■ Objective ■
Repeat the material below exactly, with no pictures.
Start Provided material
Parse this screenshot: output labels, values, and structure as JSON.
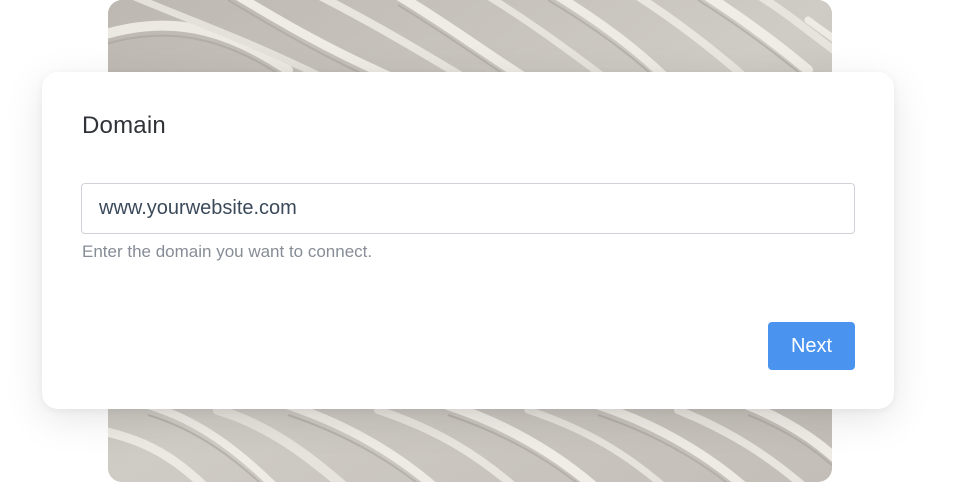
{
  "form": {
    "title": "Domain",
    "input_value": "www.yourwebsite.com",
    "helper": "Enter the domain you want to connect.",
    "next_label": "Next"
  },
  "colors": {
    "button_bg": "#4a94f0",
    "button_text": "#ffffff",
    "helper_text": "#868d96",
    "title_text": "#2f3338",
    "input_border": "#cfd3d8"
  }
}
End Provided material
■ Result ■
Parse this screenshot: output labels, values, and structure as JSON.
{
  "form": {
    "title": "Domain",
    "input_value": "www.yourwebsite.com",
    "helper": "Enter the domain you want to connect.",
    "next_label": "Next"
  },
  "colors": {
    "button_bg": "#4a94f0",
    "button_text": "#ffffff",
    "helper_text": "#868d96",
    "title_text": "#2f3338",
    "input_border": "#cfd3d8"
  }
}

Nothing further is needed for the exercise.